**LIST OF TASKS:**
1. According to the Collector telemetry guide, which port does the Collector's Prometheus interface for internal metrics use by default?
2. Summarize the Collector telemetry guide in two sentences.
3. Pick up the Collector telemetry guide after its last sentence and keep writing.

**SOURCE:**
-- begin --
Activate internal telemetry in the Collector

By default, the Collector exposes its own telemetry in two ways:

Internal metrics are exposed using a Prometheus interface which defaults to port 8888.
Logs are emitted to stderr by default.

Configure resource attributes

The Collector’s automatically attaches the service.name, service.version, and service.instance.id (randomly generated) resource attributes to its internal telemetry signals. These can be disabled by setting the attribute value to null (ex. service.name: null).

If you’d like to add additional resource attributes to the Collector’s internal telemetry signals (traces, metrics, and logs) you can set them under service::telemetry::resource:

service:
  telemetry:
    resource:
      attribute_key: 'attribute_value'

Configure internal metrics

OTLP exporter for internal metrics

You can configure how internal metrics are generated and exposed by the Collector. By default, the Collector generates basic metrics about itself and exposes them using the OpenTelemetry Go Prometheus exporter for scraping at http://127.0.0.1:8888/metrics.

The Collector can push its internal metrics to an OTLP backend via the following configuration:

service:
  telemetry:
    metrics:
      readers:
        - periodic:
            exporter:
              otlp:
                protocol: http/protobuf
                endpoint: https://backend:4318

For all available options, see OTLP exporter options.
-- end --
**DATA:**
-- begin --
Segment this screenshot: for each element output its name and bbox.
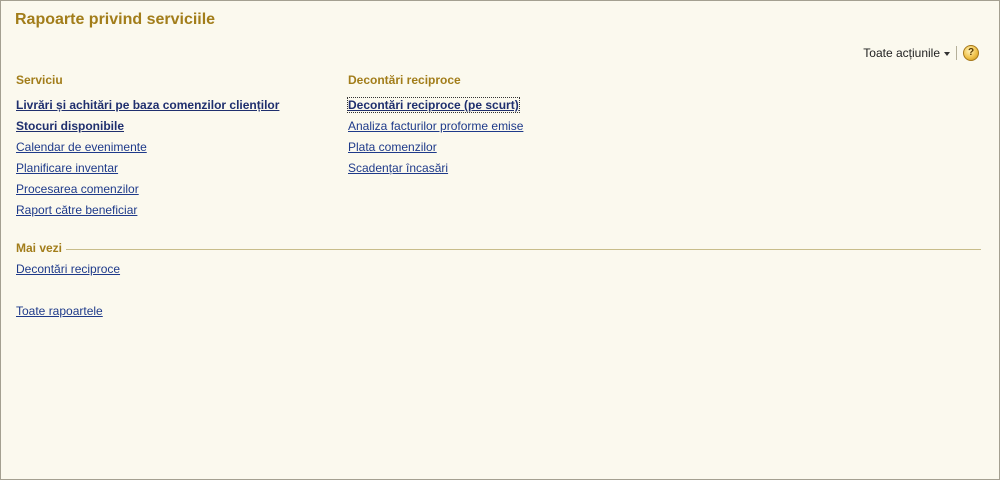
-- end --
**RESPONSES PER TASK:**
1. Port 8888.

2. By default, the Collector exposes its internal metrics through a Prometheus interface on port 8888 and emits logs to stderr. It attaches service.name, service.version, and service.instance.id resource attributes to its internal telemetry, which can be disabled or supplemented under service::telemetry::resource, and it can push internal metrics to an OTLP backend through a periodic reader with an otlp exporter.

3.
Prometheus endpoint for internal metrics

Alternatively, you can expose the Prometheus endpoint to one specific or all network interfaces when needed. For containerized environments, you might want to expose this port on a public interface.

Set the Prometheus config under service::telemetry::metrics:

service:
  telemetry:
    metrics:
      readers:
        - pull:
            exporter:
              prometheus:
                host: '0.0.0.0'
                port: 8888

If you want to add additional labels to the Prometheus metrics, you can add them with prometheus::with_resource_constant_labels:

prometheus:
  host: '0.0.0.0'
  port: 8888
  with_resource_constant_labels:
    included:
      - label_key

And then reference the labels in service::telemetry::resource:

resource:
  label_key: label_value

Service address

Internal telemetry configuration changes

As of Collector v0.123.0, the service::telemetry::metrics::address setting is ignored. In earlier versions, it could be configured with:

service:
  telemetry:
    metrics:
      address: 0.0.0.0:8888

Metric verbosity

You can adjust the verbosity of the Collector metrics output by setting the level field to one of the following values:

none: no telemetry is collected.
basic: essential service telemetry.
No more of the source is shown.